(Dataset records)
----------
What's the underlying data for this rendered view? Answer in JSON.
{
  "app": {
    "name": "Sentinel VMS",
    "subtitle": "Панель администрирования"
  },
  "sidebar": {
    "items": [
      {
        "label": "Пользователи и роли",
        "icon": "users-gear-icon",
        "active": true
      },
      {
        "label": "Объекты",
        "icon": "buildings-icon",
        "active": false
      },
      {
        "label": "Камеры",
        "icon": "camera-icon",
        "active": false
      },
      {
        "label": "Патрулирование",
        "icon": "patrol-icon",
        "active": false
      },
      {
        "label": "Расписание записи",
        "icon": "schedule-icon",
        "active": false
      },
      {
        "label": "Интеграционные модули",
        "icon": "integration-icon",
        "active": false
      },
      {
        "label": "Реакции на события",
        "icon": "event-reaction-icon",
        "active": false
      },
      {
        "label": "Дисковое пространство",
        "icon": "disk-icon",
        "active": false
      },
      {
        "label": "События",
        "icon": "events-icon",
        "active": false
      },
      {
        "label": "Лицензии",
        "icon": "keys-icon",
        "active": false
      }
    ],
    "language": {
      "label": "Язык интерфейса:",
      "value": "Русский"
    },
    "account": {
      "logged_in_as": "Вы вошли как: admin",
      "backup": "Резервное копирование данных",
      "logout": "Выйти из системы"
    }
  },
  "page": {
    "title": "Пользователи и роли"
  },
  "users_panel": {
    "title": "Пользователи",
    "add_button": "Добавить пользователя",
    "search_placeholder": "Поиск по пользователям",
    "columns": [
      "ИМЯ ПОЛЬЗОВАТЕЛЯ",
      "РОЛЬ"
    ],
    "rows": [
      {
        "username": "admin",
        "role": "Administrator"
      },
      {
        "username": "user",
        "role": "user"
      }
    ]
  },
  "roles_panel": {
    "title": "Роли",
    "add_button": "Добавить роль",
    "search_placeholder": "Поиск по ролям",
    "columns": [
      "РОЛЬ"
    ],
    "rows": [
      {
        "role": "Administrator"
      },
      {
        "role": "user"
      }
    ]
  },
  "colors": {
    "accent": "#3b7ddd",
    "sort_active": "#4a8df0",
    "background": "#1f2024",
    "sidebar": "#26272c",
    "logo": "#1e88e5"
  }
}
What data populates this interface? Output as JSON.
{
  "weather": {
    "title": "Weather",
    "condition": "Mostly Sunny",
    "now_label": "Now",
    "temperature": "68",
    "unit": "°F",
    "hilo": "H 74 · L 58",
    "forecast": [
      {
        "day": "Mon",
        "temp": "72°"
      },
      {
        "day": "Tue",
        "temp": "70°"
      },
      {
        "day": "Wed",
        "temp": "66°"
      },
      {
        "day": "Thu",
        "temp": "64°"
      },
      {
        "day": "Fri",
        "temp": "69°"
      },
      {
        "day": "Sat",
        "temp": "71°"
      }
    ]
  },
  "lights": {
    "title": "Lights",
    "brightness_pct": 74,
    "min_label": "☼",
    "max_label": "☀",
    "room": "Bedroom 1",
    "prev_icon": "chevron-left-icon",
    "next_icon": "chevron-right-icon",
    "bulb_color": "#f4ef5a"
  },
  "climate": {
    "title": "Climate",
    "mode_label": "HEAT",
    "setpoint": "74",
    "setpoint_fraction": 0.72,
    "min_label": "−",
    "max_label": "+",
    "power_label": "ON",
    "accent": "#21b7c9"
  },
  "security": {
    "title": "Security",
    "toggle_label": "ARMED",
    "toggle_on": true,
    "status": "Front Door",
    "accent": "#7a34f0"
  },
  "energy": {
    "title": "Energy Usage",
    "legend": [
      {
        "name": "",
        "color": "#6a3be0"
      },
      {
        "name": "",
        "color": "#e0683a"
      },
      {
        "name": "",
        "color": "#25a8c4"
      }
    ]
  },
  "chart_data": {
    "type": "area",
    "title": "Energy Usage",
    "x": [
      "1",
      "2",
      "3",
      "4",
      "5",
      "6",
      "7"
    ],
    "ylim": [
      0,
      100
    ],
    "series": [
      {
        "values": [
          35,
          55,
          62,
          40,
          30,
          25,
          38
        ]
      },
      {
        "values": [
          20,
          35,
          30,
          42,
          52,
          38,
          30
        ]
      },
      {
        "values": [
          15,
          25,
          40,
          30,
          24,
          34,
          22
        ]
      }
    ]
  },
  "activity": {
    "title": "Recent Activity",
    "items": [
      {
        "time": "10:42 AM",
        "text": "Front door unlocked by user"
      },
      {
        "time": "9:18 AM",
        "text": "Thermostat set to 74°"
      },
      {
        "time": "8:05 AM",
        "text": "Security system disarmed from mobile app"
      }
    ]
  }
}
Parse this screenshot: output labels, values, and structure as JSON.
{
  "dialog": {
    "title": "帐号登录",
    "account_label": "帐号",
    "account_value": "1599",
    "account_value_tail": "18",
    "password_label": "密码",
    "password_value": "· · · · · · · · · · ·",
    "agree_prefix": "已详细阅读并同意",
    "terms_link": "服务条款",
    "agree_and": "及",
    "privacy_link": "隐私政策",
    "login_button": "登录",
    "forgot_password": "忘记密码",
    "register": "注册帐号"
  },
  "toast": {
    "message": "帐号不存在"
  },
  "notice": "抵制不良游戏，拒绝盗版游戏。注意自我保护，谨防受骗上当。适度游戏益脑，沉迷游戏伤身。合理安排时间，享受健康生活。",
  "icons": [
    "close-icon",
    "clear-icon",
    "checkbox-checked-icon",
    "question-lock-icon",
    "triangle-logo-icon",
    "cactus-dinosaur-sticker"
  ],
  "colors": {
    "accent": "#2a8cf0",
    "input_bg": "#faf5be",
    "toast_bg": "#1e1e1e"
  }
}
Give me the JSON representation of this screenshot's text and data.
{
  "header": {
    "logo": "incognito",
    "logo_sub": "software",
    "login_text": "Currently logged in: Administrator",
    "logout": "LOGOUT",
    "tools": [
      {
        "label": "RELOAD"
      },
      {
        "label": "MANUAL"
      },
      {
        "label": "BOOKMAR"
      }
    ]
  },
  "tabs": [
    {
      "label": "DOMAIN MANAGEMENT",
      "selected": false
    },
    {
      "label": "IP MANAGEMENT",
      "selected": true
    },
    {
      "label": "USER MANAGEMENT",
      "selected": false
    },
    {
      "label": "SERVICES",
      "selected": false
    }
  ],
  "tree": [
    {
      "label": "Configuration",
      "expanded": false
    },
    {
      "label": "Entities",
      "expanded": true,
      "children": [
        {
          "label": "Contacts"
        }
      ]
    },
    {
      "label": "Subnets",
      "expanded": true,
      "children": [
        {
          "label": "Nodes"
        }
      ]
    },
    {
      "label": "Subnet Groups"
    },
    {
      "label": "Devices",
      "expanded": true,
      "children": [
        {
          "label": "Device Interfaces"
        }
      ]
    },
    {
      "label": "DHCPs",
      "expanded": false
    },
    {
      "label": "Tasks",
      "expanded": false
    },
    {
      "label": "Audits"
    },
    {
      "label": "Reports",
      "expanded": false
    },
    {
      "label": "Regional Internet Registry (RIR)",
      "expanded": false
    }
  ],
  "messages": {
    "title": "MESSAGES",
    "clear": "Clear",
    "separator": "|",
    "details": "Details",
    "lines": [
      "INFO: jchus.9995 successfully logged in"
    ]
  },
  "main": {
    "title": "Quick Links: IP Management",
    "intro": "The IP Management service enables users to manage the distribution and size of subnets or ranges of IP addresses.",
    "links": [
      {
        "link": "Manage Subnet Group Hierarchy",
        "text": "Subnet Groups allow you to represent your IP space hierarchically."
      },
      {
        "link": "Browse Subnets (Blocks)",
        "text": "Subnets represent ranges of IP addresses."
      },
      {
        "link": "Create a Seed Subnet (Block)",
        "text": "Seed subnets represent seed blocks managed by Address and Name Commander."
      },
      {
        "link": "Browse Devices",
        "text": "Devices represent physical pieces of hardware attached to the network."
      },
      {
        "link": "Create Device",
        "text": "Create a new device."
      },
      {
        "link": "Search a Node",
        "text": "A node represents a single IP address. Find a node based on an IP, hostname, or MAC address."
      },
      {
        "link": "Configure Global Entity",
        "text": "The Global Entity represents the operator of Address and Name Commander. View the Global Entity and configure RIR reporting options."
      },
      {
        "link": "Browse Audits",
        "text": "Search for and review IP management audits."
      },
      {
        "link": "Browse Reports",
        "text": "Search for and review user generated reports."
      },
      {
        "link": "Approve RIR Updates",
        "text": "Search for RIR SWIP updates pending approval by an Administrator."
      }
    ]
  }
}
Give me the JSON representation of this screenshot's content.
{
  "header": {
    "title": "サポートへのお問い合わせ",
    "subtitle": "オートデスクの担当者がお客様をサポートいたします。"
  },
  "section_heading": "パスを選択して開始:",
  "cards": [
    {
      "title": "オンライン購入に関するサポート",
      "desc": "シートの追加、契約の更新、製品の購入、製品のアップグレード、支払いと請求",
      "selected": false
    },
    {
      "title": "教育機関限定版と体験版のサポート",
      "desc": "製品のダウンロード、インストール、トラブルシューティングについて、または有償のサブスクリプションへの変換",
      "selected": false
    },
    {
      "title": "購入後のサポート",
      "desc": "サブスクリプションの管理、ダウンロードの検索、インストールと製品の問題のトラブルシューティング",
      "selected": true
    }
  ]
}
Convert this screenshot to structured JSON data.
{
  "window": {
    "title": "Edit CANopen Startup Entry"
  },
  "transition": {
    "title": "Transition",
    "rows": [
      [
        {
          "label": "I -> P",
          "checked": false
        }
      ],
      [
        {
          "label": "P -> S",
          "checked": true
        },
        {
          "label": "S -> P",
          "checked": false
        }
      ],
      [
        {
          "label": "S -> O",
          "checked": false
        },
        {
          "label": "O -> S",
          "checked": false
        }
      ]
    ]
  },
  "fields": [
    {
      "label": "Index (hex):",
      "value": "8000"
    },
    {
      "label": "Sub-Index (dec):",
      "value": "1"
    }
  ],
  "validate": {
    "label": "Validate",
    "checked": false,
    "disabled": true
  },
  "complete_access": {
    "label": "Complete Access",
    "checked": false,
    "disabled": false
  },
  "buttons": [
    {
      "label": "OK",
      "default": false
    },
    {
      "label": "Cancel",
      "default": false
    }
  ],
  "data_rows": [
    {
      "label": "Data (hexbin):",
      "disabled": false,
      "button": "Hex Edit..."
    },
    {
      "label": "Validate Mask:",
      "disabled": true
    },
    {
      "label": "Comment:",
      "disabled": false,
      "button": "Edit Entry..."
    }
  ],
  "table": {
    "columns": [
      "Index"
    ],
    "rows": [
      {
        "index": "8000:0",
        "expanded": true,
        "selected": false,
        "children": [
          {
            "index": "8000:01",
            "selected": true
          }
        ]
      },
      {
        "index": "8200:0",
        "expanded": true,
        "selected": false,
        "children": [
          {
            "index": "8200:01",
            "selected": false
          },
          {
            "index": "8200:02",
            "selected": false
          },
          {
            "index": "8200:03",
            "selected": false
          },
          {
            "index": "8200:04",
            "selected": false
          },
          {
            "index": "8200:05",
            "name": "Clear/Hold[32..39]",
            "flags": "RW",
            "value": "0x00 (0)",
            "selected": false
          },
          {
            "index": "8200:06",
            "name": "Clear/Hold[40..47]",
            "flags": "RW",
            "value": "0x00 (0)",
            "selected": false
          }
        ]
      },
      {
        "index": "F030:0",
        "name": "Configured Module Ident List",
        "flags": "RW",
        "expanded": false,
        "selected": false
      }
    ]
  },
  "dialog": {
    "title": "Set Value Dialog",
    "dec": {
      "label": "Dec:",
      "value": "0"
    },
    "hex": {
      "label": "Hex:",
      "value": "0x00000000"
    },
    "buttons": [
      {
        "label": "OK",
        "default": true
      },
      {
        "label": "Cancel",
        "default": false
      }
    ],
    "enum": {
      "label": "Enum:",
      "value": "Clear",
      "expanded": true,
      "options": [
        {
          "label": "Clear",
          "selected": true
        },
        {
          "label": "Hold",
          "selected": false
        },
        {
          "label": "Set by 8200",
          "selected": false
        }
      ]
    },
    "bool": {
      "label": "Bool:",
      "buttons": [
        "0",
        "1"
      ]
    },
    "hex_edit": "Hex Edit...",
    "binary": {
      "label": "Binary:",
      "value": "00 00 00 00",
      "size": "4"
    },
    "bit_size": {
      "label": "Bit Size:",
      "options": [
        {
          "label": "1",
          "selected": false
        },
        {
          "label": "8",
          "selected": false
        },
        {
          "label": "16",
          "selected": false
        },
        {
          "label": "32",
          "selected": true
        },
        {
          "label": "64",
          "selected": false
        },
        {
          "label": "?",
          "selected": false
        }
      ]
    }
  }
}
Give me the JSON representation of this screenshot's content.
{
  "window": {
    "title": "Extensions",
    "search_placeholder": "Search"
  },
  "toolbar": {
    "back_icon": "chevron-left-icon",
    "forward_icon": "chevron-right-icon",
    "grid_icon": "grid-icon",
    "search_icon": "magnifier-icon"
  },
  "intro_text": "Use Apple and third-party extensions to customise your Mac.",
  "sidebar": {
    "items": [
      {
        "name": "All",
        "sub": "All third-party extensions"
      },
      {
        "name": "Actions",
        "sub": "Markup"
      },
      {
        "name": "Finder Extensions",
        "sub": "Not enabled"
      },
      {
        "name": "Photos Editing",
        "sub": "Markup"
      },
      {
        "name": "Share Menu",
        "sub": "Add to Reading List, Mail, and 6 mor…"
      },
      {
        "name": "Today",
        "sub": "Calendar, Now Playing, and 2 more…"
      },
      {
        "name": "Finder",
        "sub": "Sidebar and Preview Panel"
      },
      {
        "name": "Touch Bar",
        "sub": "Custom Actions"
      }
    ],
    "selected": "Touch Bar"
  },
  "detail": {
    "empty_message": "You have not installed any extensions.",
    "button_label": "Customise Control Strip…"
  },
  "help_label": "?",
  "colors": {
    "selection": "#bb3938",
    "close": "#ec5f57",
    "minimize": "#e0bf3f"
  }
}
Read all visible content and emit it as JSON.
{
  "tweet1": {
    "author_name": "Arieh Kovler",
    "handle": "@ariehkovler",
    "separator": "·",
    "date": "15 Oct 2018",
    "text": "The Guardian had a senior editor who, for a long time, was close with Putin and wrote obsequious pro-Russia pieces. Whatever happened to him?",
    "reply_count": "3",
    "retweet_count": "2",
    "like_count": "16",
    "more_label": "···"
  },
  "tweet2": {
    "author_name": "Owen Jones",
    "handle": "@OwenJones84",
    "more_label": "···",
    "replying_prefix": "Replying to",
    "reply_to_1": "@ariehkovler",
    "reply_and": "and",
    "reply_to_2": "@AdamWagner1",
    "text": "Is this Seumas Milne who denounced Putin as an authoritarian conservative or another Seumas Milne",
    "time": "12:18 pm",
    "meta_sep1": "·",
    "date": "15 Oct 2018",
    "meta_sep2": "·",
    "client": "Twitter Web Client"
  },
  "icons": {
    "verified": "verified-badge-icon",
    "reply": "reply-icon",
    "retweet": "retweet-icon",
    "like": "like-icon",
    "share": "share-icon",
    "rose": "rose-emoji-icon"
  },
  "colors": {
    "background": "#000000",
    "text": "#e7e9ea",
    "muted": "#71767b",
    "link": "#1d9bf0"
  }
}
----------
*WHAT THE TASK REQUIRES*.
Above are the records. Identify each line that contains the word "Entity".

*SOLUTION TO THIS PROBLEM*.
        "link": "Configure Global Entity",
        "text": "The Global Entity represents the operator of Address and Name Commander. View the Global Entity and configure RIR reporting options."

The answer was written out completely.